Work item —
What follows is a listing. Write it all out exactly.

Source information —
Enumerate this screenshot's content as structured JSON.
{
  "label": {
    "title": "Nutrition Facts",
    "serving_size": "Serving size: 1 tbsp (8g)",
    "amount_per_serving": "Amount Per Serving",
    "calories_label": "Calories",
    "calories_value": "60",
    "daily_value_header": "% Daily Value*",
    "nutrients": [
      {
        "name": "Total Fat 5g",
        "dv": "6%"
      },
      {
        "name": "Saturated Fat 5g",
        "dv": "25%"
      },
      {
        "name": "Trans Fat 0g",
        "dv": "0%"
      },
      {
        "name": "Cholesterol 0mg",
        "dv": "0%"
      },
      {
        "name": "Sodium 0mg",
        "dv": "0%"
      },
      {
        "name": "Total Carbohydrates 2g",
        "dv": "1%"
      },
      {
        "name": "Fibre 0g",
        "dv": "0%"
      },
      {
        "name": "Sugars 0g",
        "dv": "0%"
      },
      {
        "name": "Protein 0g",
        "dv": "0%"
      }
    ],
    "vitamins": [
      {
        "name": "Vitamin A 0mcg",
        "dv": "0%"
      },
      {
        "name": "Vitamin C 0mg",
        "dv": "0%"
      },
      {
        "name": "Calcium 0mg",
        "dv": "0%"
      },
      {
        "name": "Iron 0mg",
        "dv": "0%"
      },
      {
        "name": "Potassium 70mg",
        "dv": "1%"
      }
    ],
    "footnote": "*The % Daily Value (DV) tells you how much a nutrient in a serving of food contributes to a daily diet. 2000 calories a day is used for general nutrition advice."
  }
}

Result for this exercise —
Enumerate this screenshot's content as structured JSON.
{
  "label": {
    "title": "Nutrition Facts",
    "serving_size": "Serving size: 1 tbsp (8g)",
    "amount_per_serving": "Amount Per Serving",
    "calories_label": "Calories",
    "calories_value": "60",
    "daily_value_header": "% Daily Value*",
    "nutrients": [
      {
        "name": "Total Fat 5g",
        "dv": "6%"
      },
      {
        "name": "Saturated Fat 5g",
        "dv": "25%"
      },
      {
        "name": "Trans Fat 0g",
        "dv": "0%"
      },
      {
        "name": "Cholesterol 0mg",
        "dv": "0%"
      },
      {
        "name": "Sodium 0mg",
        "dv": "0%"
      },
      {
        "name": "Total Carbohydrates 2g",
        "dv": "1%"
      },
      {
        "name": "Fibre 0g",
        "dv": "0%"
      },
      {
        "name": "Sugars 0g",
        "dv": "0%"
      },
      {
        "name": "Protein 0g",
        "dv": "0%"
      }
    ],
    "vitamins": [
      {
        "name": "Vitamin A 0mcg",
        "dv": "0%"
      },
      {
        "name": "Vitamin C 0mg",
        "dv": "0%"
      },
      {
        "name": "Calcium 0mg",
        "dv": "0%"
      },
      {
        "name": "Iron 0mg",
        "dv": "0%"
      },
      {
        "name": "Potassium 70mg",
        "dv": "1%"
      }
    ],
    "footnote": "*The % Daily Value (DV) tells you how much a nutrient in a serving of food contributes to a daily diet. 2000 calories a day is used for general nutrition advice."
  }
}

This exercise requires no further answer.